■ **Your objective**:
Tally the lines with the word "color" and report the number alone.

Extracts from a graphics dataset

* Begin *

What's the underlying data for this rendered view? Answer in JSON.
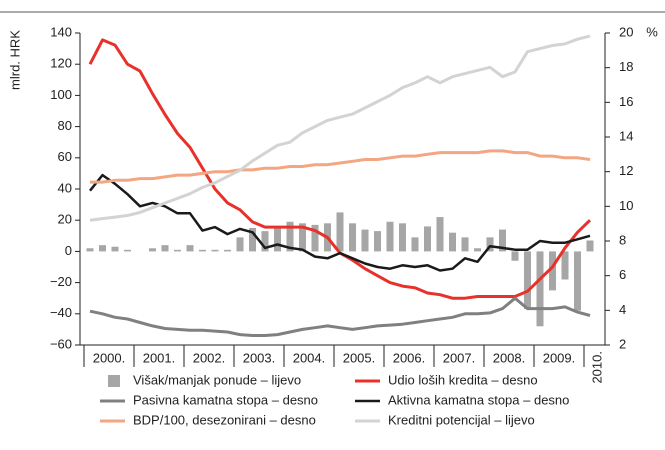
{
  "chart_data": {
    "type": "combo",
    "y_label": "mlrd. HRK",
    "y2_label": "%",
    "x": [
      2000,
      2000.25,
      2000.5,
      2000.75,
      2001,
      2001.25,
      2001.5,
      2001.75,
      2002,
      2002.25,
      2002.5,
      2002.75,
      2003,
      2003.25,
      2003.5,
      2003.75,
      2004,
      2004.25,
      2004.5,
      2004.75,
      2005,
      2005.25,
      2005.5,
      2005.75,
      2006,
      2006.25,
      2006.5,
      2006.75,
      2007,
      2007.25,
      2007.5,
      2007.75,
      2008,
      2008.25,
      2008.5,
      2008.75,
      2009,
      2009.25,
      2009.5,
      2009.75,
      2010
    ],
    "xlim": [
      1999.8,
      2010.3
    ],
    "xticks": [
      {
        "value": 2000,
        "label": "2000."
      },
      {
        "value": 2001,
        "label": "2001."
      },
      {
        "value": 2002,
        "label": "2002."
      },
      {
        "value": 2003,
        "label": "2003."
      },
      {
        "value": 2004,
        "label": "2004."
      },
      {
        "value": 2005,
        "label": "2005."
      },
      {
        "value": 2006,
        "label": "2006."
      },
      {
        "value": 2007,
        "label": "2007."
      },
      {
        "value": 2008,
        "label": "2008."
      },
      {
        "value": 2009,
        "label": "2009."
      },
      {
        "value": 2010,
        "label": "2010."
      }
    ],
    "ylim": [
      -60,
      140
    ],
    "yticks": [
      {
        "value": -60,
        "label": "−60"
      },
      {
        "value": -40,
        "label": "−40"
      },
      {
        "value": -20,
        "label": "−20"
      },
      0,
      20,
      40,
      60,
      80,
      100,
      120,
      140
    ],
    "y2lim": [
      2,
      20
    ],
    "y2ticks": [
      2,
      4,
      6,
      8,
      10,
      12,
      14,
      16,
      18,
      20
    ],
    "series": [
      {
        "name": "Višak/manjak ponude – lijevo",
        "type": "bar",
        "color": "#a6a6a6",
        "values": [
          2,
          4,
          3,
          1,
          0,
          2,
          4,
          1,
          4,
          1,
          1,
          1,
          9,
          15,
          13,
          15,
          19,
          18,
          17,
          18,
          25,
          18,
          14,
          13,
          19,
          18,
          9,
          16,
          22,
          12,
          9,
          2,
          9,
          14,
          -6,
          -37,
          -48,
          -25,
          -18,
          -38,
          7
        ]
      },
      {
        "name": "Udio loših kredita – desno",
        "type": "line",
        "axis": "y2",
        "color": "#e8312a",
        "width": 3,
        "values": [
          18.2,
          19.6,
          19.3,
          18.2,
          17.8,
          16.5,
          15.3,
          14.2,
          13.4,
          12.2,
          11.0,
          10.2,
          9.8,
          9.1,
          8.8,
          8.8,
          8.8,
          8.8,
          8.6,
          8.2,
          7.3,
          6.9,
          6.4,
          6.0,
          5.6,
          5.4,
          5.3,
          5.0,
          4.9,
          4.7,
          4.7,
          4.8,
          4.8,
          4.8,
          4.8,
          5.1,
          5.8,
          6.5,
          7.6,
          8.5,
          9.2
        ]
      },
      {
        "name": "Pasivna kamatna stopa – desno",
        "type": "line",
        "axis": "y2",
        "color": "#808080",
        "width": 3,
        "values": [
          3.95,
          3.8,
          3.6,
          3.5,
          3.3,
          3.1,
          2.95,
          2.9,
          2.85,
          2.85,
          2.8,
          2.75,
          2.6,
          2.55,
          2.55,
          2.6,
          2.75,
          2.9,
          3.0,
          3.1,
          3.0,
          2.9,
          3.0,
          3.1,
          3.15,
          3.2,
          3.3,
          3.4,
          3.5,
          3.6,
          3.8,
          3.8,
          3.85,
          4.1,
          4.7,
          4.1,
          4.1,
          4.1,
          4.2,
          3.9,
          3.7
        ]
      },
      {
        "name": "Aktivna kamatna stopa – desno",
        "type": "line",
        "axis": "y2",
        "color": "#1a1a1a",
        "width": 2.5,
        "values": [
          10.9,
          11.8,
          11.3,
          10.7,
          10.0,
          10.2,
          10.0,
          9.6,
          9.6,
          8.6,
          8.8,
          8.4,
          8.7,
          8.5,
          7.6,
          7.8,
          7.6,
          7.5,
          7.1,
          7.0,
          7.3,
          7.0,
          6.7,
          6.5,
          6.4,
          6.6,
          6.5,
          6.6,
          6.3,
          6.4,
          7.0,
          6.8,
          7.7,
          7.6,
          7.5,
          7.5,
          8.0,
          7.9,
          7.9,
          8.1,
          8.3
        ]
      },
      {
        "name": "BDP/100, desezonirani – desno",
        "type": "line",
        "axis": "y2",
        "color": "#f4a582",
        "width": 3,
        "values": [
          11.4,
          11.4,
          11.5,
          11.5,
          11.6,
          11.6,
          11.7,
          11.8,
          11.8,
          11.9,
          12.0,
          12.0,
          12.1,
          12.1,
          12.2,
          12.2,
          12.3,
          12.3,
          12.4,
          12.4,
          12.5,
          12.6,
          12.7,
          12.7,
          12.8,
          12.9,
          12.9,
          13.0,
          13.1,
          13.1,
          13.1,
          13.1,
          13.2,
          13.2,
          13.1,
          13.1,
          12.9,
          12.9,
          12.8,
          12.8,
          12.7
        ]
      },
      {
        "name": "Kreditni potencijal – lijevo",
        "type": "line",
        "color": "#d3d3d3",
        "width": 3,
        "values": [
          20,
          21,
          22,
          23,
          25,
          28,
          31,
          34,
          37,
          41,
          44,
          48,
          52,
          58,
          63,
          68,
          70,
          76,
          80,
          84,
          86,
          88,
          92,
          96,
          100,
          105,
          108,
          112,
          108,
          112,
          114,
          116,
          118,
          112,
          115,
          128,
          130,
          132,
          133,
          136,
          138
        ]
      }
    ]
  }
}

* End *

■ **Solution to this problem**:
6